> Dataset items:
--

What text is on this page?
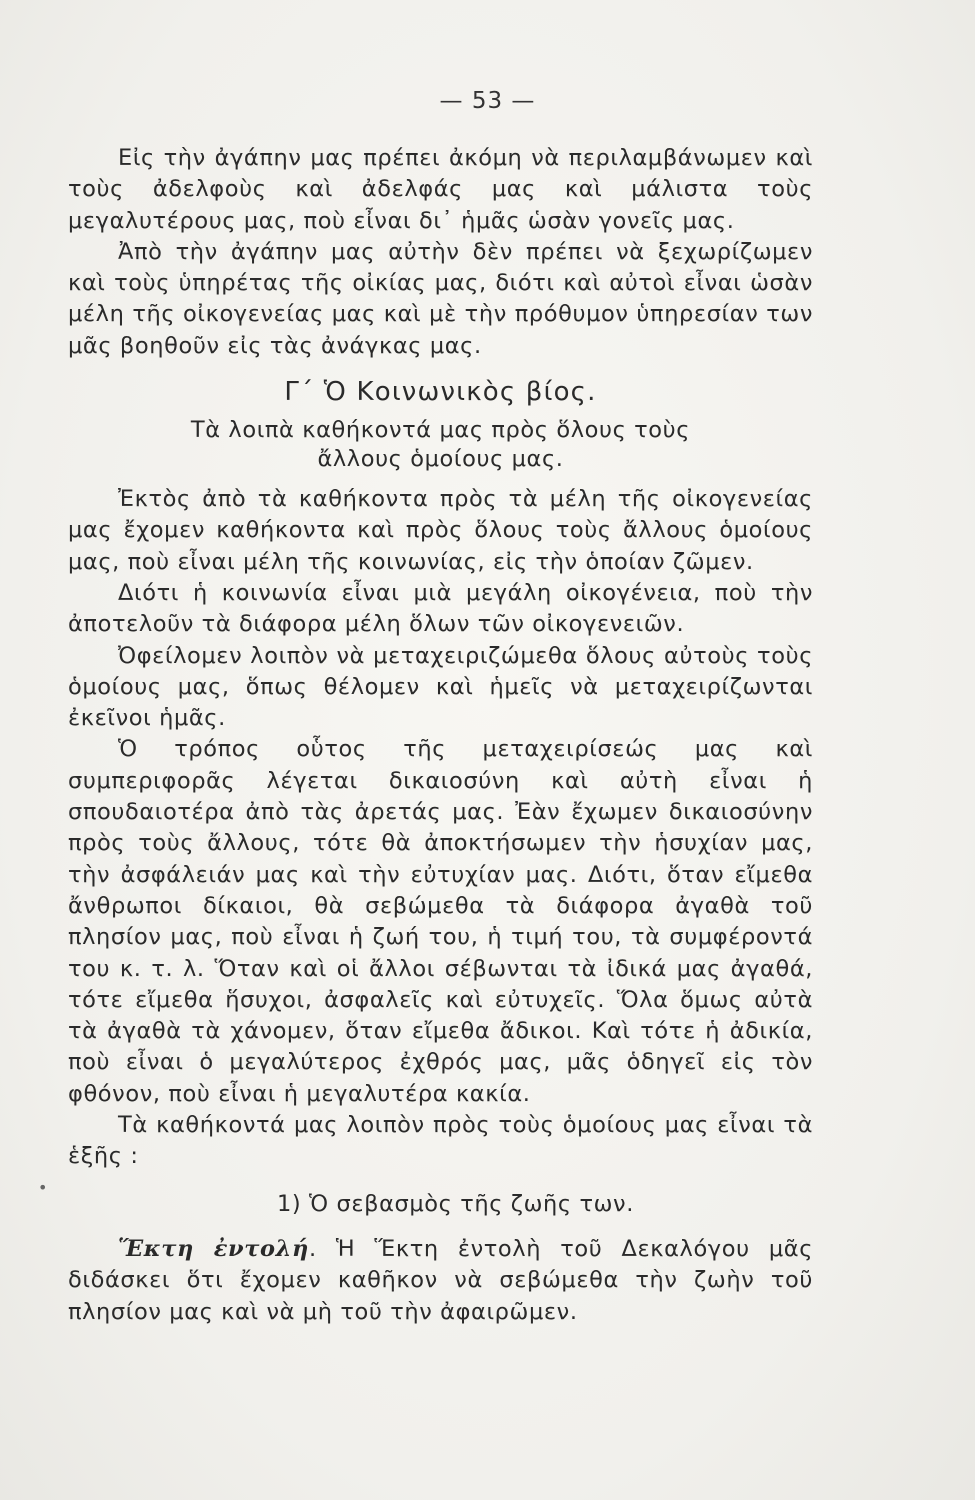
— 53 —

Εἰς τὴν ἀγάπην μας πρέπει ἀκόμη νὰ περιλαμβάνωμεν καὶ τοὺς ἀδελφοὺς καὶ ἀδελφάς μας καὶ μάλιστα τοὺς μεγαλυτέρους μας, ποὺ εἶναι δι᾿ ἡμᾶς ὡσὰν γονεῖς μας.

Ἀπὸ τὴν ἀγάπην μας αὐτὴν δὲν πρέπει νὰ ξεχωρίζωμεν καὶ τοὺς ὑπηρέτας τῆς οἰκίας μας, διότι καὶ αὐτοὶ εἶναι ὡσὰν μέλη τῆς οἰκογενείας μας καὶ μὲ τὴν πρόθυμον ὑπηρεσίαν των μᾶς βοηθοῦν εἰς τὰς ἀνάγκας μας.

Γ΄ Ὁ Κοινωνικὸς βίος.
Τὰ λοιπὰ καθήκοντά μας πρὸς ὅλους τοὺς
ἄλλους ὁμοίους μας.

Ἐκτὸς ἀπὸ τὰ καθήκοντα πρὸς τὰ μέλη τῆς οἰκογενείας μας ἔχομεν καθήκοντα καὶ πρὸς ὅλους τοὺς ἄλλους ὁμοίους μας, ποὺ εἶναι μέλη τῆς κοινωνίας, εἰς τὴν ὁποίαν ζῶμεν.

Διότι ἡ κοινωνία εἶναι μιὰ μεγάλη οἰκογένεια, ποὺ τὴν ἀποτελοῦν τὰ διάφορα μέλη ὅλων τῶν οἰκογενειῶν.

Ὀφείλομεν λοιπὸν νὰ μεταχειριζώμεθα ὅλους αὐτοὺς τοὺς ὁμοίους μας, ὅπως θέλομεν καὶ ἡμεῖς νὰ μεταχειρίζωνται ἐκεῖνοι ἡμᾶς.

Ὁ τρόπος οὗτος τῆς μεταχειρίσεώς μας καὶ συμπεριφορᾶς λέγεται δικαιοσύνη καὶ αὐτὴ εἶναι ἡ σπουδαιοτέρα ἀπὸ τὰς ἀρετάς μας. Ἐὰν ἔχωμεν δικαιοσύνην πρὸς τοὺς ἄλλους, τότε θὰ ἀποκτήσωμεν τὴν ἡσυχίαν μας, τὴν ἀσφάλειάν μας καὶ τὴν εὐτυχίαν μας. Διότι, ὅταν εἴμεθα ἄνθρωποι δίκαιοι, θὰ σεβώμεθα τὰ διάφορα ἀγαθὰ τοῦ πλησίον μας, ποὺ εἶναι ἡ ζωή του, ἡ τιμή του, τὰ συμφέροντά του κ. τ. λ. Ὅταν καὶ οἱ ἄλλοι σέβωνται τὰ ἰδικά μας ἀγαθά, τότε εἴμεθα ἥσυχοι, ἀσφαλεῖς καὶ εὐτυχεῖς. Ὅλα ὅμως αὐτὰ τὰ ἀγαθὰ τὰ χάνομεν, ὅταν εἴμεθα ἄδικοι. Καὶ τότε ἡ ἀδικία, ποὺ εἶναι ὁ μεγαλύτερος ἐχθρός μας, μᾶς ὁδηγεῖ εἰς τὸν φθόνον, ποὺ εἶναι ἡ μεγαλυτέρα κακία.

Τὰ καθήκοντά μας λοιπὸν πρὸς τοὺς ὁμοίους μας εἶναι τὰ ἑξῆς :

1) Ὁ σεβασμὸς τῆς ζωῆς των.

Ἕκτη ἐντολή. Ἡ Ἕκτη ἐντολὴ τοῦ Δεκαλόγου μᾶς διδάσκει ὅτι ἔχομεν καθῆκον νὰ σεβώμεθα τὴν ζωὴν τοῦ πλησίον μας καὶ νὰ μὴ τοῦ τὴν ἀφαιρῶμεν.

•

--

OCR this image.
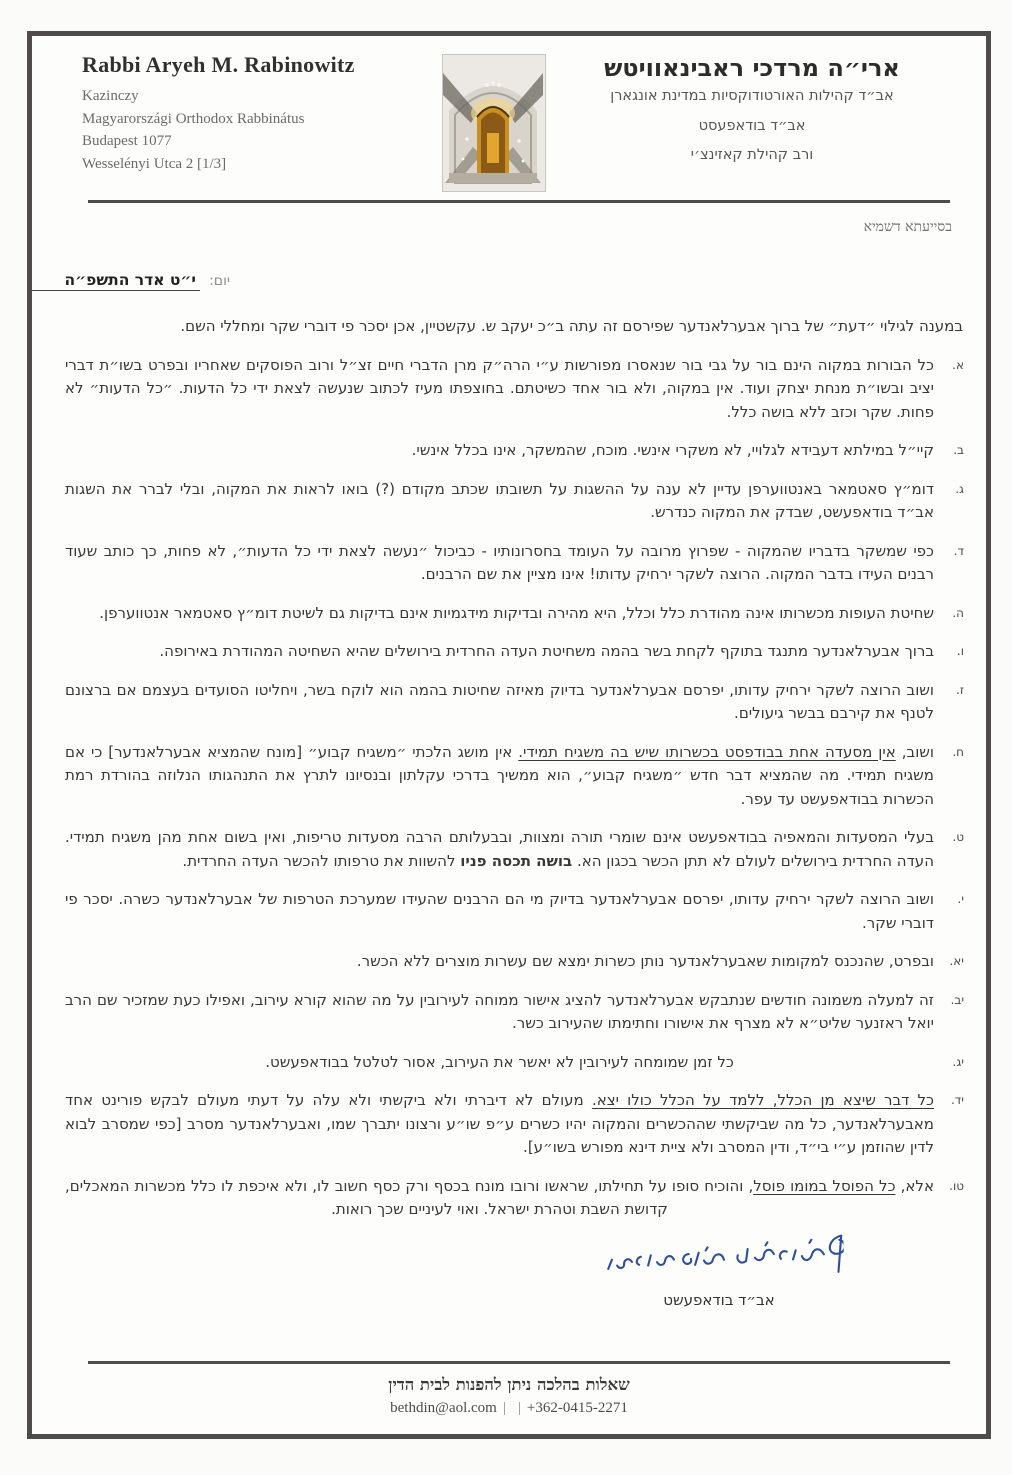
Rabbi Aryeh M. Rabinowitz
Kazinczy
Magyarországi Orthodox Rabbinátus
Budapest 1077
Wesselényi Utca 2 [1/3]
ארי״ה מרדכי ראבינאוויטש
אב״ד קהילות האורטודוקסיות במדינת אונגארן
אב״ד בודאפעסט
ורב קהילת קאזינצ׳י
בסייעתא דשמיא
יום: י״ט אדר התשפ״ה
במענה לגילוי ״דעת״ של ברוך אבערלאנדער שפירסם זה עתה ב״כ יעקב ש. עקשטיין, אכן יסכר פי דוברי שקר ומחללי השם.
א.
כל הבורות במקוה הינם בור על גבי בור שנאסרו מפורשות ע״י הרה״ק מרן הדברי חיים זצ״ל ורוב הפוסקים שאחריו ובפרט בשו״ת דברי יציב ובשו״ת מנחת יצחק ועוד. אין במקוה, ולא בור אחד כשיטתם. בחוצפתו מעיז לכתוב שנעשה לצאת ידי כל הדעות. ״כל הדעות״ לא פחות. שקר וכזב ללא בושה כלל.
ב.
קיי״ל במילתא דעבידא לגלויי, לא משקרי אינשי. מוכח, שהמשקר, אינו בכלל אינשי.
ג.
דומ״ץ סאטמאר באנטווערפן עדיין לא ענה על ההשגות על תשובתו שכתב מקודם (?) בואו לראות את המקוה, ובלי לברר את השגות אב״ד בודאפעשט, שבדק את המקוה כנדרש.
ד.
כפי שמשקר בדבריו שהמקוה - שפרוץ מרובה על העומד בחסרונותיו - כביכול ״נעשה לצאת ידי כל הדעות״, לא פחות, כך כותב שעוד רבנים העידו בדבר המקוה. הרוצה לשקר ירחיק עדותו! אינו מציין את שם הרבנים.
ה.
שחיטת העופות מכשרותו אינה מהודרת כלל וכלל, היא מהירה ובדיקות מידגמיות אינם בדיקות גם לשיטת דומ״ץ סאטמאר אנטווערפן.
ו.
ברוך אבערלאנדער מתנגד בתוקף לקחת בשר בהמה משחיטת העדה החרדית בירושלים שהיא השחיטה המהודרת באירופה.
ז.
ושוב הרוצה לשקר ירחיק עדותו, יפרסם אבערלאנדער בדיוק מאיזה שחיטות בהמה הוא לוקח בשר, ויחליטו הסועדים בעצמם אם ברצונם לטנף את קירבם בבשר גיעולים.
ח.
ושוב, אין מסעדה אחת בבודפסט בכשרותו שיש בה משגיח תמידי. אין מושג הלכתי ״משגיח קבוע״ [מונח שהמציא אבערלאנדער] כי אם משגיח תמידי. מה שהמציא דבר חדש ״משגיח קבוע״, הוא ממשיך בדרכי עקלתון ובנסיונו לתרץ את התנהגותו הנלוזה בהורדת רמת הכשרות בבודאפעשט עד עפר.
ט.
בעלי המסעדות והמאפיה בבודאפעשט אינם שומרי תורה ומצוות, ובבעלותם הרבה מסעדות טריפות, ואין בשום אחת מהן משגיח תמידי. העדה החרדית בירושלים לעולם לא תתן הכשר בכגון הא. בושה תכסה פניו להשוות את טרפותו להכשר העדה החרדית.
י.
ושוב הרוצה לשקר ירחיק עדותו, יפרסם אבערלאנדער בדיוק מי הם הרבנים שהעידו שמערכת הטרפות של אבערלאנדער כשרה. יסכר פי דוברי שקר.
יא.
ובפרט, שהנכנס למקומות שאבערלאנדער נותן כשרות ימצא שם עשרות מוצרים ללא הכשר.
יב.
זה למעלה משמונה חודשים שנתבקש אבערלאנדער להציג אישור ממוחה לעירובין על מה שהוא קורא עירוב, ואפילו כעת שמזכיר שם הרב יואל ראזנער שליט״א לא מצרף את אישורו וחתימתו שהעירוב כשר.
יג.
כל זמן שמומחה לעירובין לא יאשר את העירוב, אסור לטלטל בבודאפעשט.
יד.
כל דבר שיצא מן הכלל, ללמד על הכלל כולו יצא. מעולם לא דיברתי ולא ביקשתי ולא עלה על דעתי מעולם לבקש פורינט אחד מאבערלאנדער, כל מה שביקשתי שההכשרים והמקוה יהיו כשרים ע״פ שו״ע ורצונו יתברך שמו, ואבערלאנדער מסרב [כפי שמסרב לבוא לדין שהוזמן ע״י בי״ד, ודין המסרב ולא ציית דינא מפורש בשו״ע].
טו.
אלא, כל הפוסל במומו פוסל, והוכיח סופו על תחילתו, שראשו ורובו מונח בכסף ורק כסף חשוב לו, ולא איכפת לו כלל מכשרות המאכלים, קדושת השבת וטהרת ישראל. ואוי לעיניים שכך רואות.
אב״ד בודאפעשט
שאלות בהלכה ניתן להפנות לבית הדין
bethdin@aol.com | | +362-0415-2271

--

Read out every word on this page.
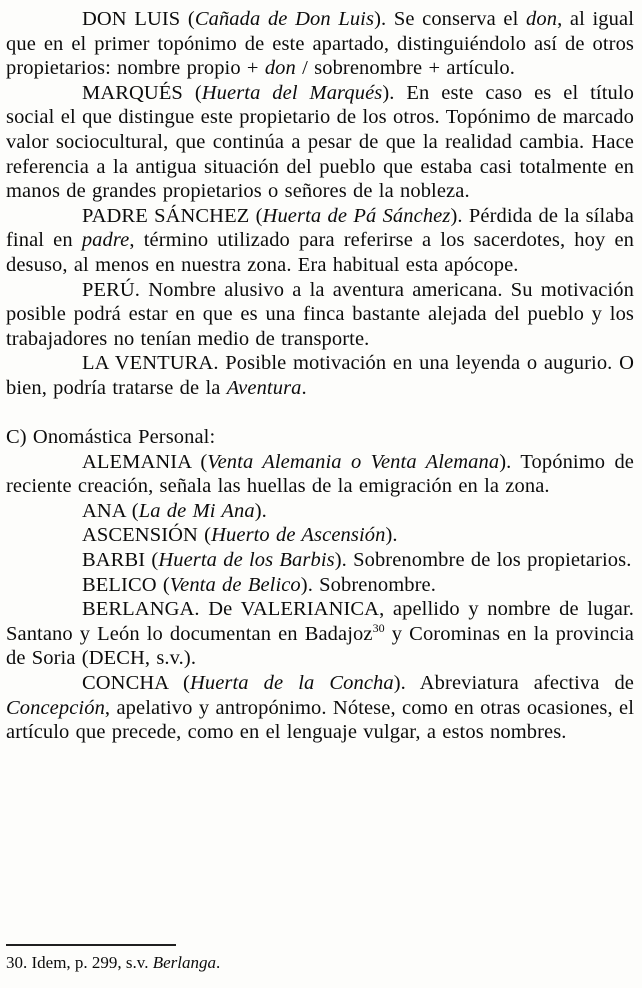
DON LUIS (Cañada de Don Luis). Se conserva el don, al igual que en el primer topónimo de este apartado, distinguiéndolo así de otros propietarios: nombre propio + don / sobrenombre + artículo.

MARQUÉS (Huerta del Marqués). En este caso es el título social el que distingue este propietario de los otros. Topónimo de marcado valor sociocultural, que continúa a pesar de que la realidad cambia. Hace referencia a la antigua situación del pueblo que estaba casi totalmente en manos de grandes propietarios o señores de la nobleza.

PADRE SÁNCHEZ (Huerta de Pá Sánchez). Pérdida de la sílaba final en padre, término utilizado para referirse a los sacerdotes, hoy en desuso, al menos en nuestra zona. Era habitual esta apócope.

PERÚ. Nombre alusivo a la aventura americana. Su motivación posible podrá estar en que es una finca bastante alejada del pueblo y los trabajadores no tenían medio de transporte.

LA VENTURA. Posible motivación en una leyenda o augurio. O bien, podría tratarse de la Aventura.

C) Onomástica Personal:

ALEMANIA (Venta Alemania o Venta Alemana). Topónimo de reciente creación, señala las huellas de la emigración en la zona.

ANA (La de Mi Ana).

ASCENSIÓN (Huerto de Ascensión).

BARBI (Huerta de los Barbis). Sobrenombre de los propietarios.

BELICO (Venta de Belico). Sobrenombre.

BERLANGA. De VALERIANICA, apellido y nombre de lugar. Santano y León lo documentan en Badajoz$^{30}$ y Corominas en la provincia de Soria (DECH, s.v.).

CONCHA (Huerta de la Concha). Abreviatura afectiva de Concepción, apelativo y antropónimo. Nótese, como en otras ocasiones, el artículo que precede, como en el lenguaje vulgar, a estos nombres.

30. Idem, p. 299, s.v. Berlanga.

--

> Do this:
Each line holding the word "ברוך" counts once; report the total and nothing else.

> Solution below:
2